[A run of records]
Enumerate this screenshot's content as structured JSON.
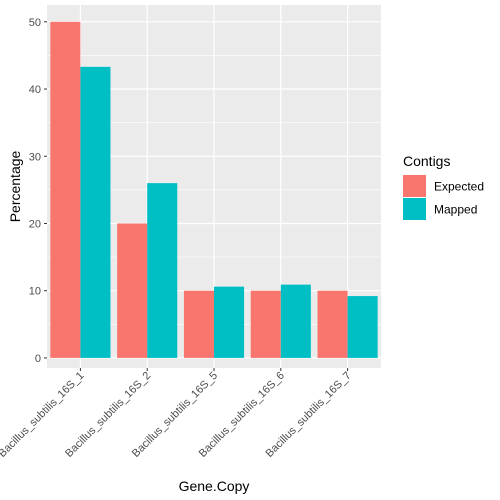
{
  "chart_data": {
    "type": "bar",
    "categories": [
      "Bacillus_subtilis_16S_1",
      "Bacillus_subtilis_16S_2",
      "Bacillus_subtilis_16S_5",
      "Bacillus_subtilis_16S_6",
      "Bacillus_subtilis_16S_7"
    ],
    "series": [
      {
        "name": "Expected",
        "values": [
          50,
          20,
          10,
          10,
          10
        ],
        "color": "#F8766D"
      },
      {
        "name": "Mapped",
        "values": [
          43.3,
          26.0,
          10.6,
          10.9,
          9.2
        ],
        "color": "#00BFC4"
      }
    ],
    "title": "",
    "xlabel": "Gene.Copy",
    "ylabel": "Percentage",
    "ylim": [
      -1.5,
      52.5
    ],
    "yticks": [
      0,
      10,
      20,
      30,
      40,
      50
    ],
    "yticklabels": [
      "0",
      "10",
      "20",
      "30",
      "40",
      "50"
    ],
    "grid": true,
    "panel_background": "#EBEBEB",
    "legend": {
      "title": "Contigs",
      "position": "right",
      "labels": [
        "Expected",
        "Mapped"
      ]
    }
  }
}
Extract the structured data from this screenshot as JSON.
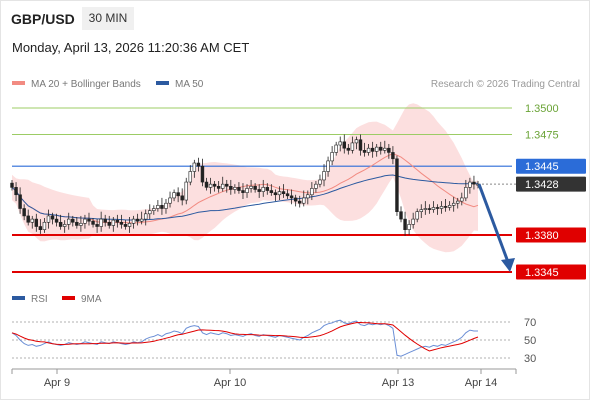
{
  "header": {
    "symbol": "GBP/USD",
    "timeframe": "30 MIN",
    "datetime": "Monday, April 13, 2026 11:20:36 AM CET",
    "copyright": "Research © 2026 Trading Central"
  },
  "legend": {
    "ma20_label": "MA 20 + Bollinger Bands",
    "ma50_label": "MA 50",
    "rsi_label": "RSI",
    "rsi_ma_label": "9MA"
  },
  "colors": {
    "ma20": "#f28b82",
    "ma50": "#2c5aa0",
    "bollinger": "#fcd9d9",
    "support": "#e00000",
    "resistance_blue": "#2b6cd8",
    "resistance_green": "#9ccc65",
    "current": "#333333",
    "arrow": "#2c5aa0"
  },
  "chart_data": {
    "type": "line",
    "x_labels": [
      "Apr 9",
      "Apr 10",
      "Apr 13",
      "Apr 14"
    ],
    "levels": [
      {
        "value": 1.35,
        "label": "1.3500",
        "kind": "resistance-minor"
      },
      {
        "value": 1.3475,
        "label": "1.3475",
        "kind": "resistance-minor"
      },
      {
        "value": 1.3445,
        "label": "1.3445",
        "kind": "resistance"
      },
      {
        "value": 1.3428,
        "label": "1.3428",
        "kind": "current"
      },
      {
        "value": 1.338,
        "label": "1.3380",
        "kind": "support"
      },
      {
        "value": 1.3345,
        "label": "1.3345",
        "kind": "target"
      }
    ],
    "price_close": [
      1.3425,
      1.3418,
      1.3405,
      1.3398,
      1.3392,
      1.3395,
      1.3388,
      1.3385,
      1.3392,
      1.3398,
      1.3395,
      1.3392,
      1.3388,
      1.339,
      1.3395,
      1.3392,
      1.3389,
      1.3391,
      1.3395,
      1.3393,
      1.339,
      1.3388,
      1.3395,
      1.3392,
      1.3389,
      1.3394,
      1.3392,
      1.339,
      1.3388,
      1.3391,
      1.3395,
      1.3393,
      1.3395,
      1.34,
      1.3403,
      1.3405,
      1.3408,
      1.3405,
      1.341,
      1.3415,
      1.342,
      1.3417,
      1.3413,
      1.343,
      1.344,
      1.3448,
      1.3445,
      1.343,
      1.3425,
      1.3428,
      1.3426,
      1.3424,
      1.3428,
      1.3426,
      1.3423,
      1.3425,
      1.3422,
      1.342,
      1.3424,
      1.3426,
      1.3423,
      1.3421,
      1.3425,
      1.3422,
      1.342,
      1.3418,
      1.3421,
      1.3419,
      1.3417,
      1.3415,
      1.3412,
      1.341,
      1.3415,
      1.3418,
      1.3424,
      1.3428,
      1.3432,
      1.344,
      1.345,
      1.3458,
      1.3465,
      1.3468,
      1.3462,
      1.346,
      1.3467,
      1.347,
      1.346,
      1.3458,
      1.3462,
      1.3459,
      1.3463,
      1.346,
      1.3462,
      1.3458,
      1.3452,
      1.3402,
      1.3395,
      1.3385,
      1.339,
      1.3395,
      1.3402,
      1.3404,
      1.3405,
      1.3404,
      1.3406,
      1.3405,
      1.3407,
      1.3406,
      1.3408,
      1.341,
      1.3412,
      1.3415,
      1.3425,
      1.343,
      1.3428,
      1.3428
    ],
    "rsi": [
      58,
      55,
      50,
      46,
      44,
      45,
      43,
      44,
      46,
      48,
      46,
      45,
      44,
      45,
      47,
      46,
      45,
      46,
      48,
      47,
      46,
      45,
      48,
      47,
      46,
      48,
      47,
      46,
      45,
      46,
      48,
      47,
      48,
      51,
      53,
      54,
      56,
      54,
      57,
      58,
      60,
      59,
      57,
      63,
      65,
      66,
      65,
      58,
      56,
      58,
      57,
      56,
      58,
      57,
      55,
      56,
      55,
      54,
      56,
      57,
      55,
      54,
      56,
      55,
      54,
      53,
      55,
      54,
      53,
      52,
      51,
      50,
      53,
      55,
      58,
      60,
      62,
      66,
      68,
      69,
      71,
      72,
      69,
      68,
      70,
      71,
      67,
      66,
      68,
      67,
      68,
      67,
      68,
      66,
      63,
      33,
      32,
      34,
      36,
      38,
      40,
      42,
      43,
      42,
      44,
      43,
      45,
      44,
      46,
      48,
      50,
      53,
      58,
      61,
      60,
      60
    ],
    "rsi_ylim": [
      30,
      70
    ],
    "rsi_ticks": [
      "70",
      "50",
      "30"
    ]
  }
}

● **What you have to do**
Copy out all of the material exactly as written, without its pictures.

● **Solution to this task**
Enumerate this screenshot's content as structured JSON.
{
  "chart_data": {
    "type": "bar",
    "categories": [
      "Bacillus_subtilis_16S_1",
      "Bacillus_subtilis_16S_2",
      "Bacillus_subtilis_16S_5",
      "Bacillus_subtilis_16S_6",
      "Bacillus_subtilis_16S_7"
    ],
    "series": [
      {
        "name": "Expected",
        "values": [
          50,
          20,
          10,
          10,
          10
        ],
        "color": "#F8766D"
      },
      {
        "name": "Mapped",
        "values": [
          43.3,
          26.0,
          10.6,
          10.9,
          9.2
        ],
        "color": "#00BFC4"
      }
    ],
    "title": "",
    "xlabel": "Gene.Copy",
    "ylabel": "Percentage",
    "ylim": [
      -1.5,
      52.5
    ],
    "yticks": [
      0,
      10,
      20,
      30,
      40,
      50
    ],
    "yticklabels": [
      "0",
      "10",
      "20",
      "30",
      "40",
      "50"
    ],
    "grid": true,
    "panel_background": "#EBEBEB",
    "legend": {
      "title": "Contigs",
      "position": "right",
      "labels": [
        "Expected",
        "Mapped"
      ]
    }
  }
}
Extract the structured data from this screenshot as JSON.
{
  "header": {
    "symbol": "GBP/USD",
    "timeframe": "30 MIN",
    "datetime": "Monday, April 13, 2026 11:20:36 AM CET",
    "copyright": "Research © 2026 Trading Central"
  },
  "legend": {
    "ma20_label": "MA 20 + Bollinger Bands",
    "ma50_label": "MA 50",
    "rsi_label": "RSI",
    "rsi_ma_label": "9MA"
  },
  "colors": {
    "ma20": "#f28b82",
    "ma50": "#2c5aa0",
    "bollinger": "#fcd9d9",
    "support": "#e00000",
    "resistance_blue": "#2b6cd8",
    "resistance_green": "#9ccc65",
    "current": "#333333",
    "arrow": "#2c5aa0"
  },
  "chart_data": {
    "type": "line",
    "x_labels": [
      "Apr 9",
      "Apr 10",
      "Apr 13",
      "Apr 14"
    ],
    "levels": [
      {
        "value": 1.35,
        "label": "1.3500",
        "kind": "resistance-minor"
      },
      {
        "value": 1.3475,
        "label": "1.3475",
        "kind": "resistance-minor"
      },
      {
        "value": 1.3445,
        "label": "1.3445",
        "kind": "resistance"
      },
      {
        "value": 1.3428,
        "label": "1.3428",
        "kind": "current"
      },
      {
        "value": 1.338,
        "label": "1.3380",
        "kind": "support"
      },
      {
        "value": 1.3345,
        "label": "1.3345",
        "kind": "target"
      }
    ],
    "price_close": [
      1.3425,
      1.3418,
      1.3405,
      1.3398,
      1.3392,
      1.3395,
      1.3388,
      1.3385,
      1.3392,
      1.3398,
      1.3395,
      1.3392,
      1.3388,
      1.339,
      1.3395,
      1.3392,
      1.3389,
      1.3391,
      1.3395,
      1.3393,
      1.339,
      1.3388,
      1.3395,
      1.3392,
      1.3389,
      1.3394,
      1.3392,
      1.339,
      1.3388,
      1.3391,
      1.3395,
      1.3393,
      1.3395,
      1.34,
      1.3403,
      1.3405,
      1.3408,
      1.3405,
      1.341,
      1.3415,
      1.342,
      1.3417,
      1.3413,
      1.343,
      1.344,
      1.3448,
      1.3445,
      1.343,
      1.3425,
      1.3428,
      1.3426,
      1.3424,
      1.3428,
      1.3426,
      1.3423,
      1.3425,
      1.3422,
      1.342,
      1.3424,
      1.3426,
      1.3423,
      1.3421,
      1.3425,
      1.3422,
      1.342,
      1.3418,
      1.3421,
      1.3419,
      1.3417,
      1.3415,
      1.3412,
      1.341,
      1.3415,
      1.3418,
      1.3424,
      1.3428,
      1.3432,
      1.344,
      1.345,
      1.3458,
      1.3465,
      1.3468,
      1.3462,
      1.346,
      1.3467,
      1.347,
      1.346,
      1.3458,
      1.3462,
      1.3459,
      1.3463,
      1.346,
      1.3462,
      1.3458,
      1.3452,
      1.3402,
      1.3395,
      1.3385,
      1.339,
      1.3395,
      1.3402,
      1.3404,
      1.3405,
      1.3404,
      1.3406,
      1.3405,
      1.3407,
      1.3406,
      1.3408,
      1.341,
      1.3412,
      1.3415,
      1.3425,
      1.343,
      1.3428,
      1.3428
    ],
    "rsi": [
      58,
      55,
      50,
      46,
      44,
      45,
      43,
      44,
      46,
      48,
      46,
      45,
      44,
      45,
      47,
      46,
      45,
      46,
      48,
      47,
      46,
      45,
      48,
      47,
      46,
      48,
      47,
      46,
      45,
      46,
      48,
      47,
      48,
      51,
      53,
      54,
      56,
      54,
      57,
      58,
      60,
      59,
      57,
      63,
      65,
      66,
      65,
      58,
      56,
      58,
      57,
      56,
      58,
      57,
      55,
      56,
      55,
      54,
      56,
      57,
      55,
      54,
      56,
      55,
      54,
      53,
      55,
      54,
      53,
      52,
      51,
      50,
      53,
      55,
      58,
      60,
      62,
      66,
      68,
      69,
      71,
      72,
      69,
      68,
      70,
      71,
      67,
      66,
      68,
      67,
      68,
      67,
      68,
      66,
      63,
      33,
      32,
      34,
      36,
      38,
      40,
      42,
      43,
      42,
      44,
      43,
      45,
      44,
      46,
      48,
      50,
      53,
      58,
      61,
      60,
      60
    ],
    "rsi_ylim": [
      30,
      70
    ],
    "rsi_ticks": [
      "70",
      "50",
      "30"
    ]
  }
}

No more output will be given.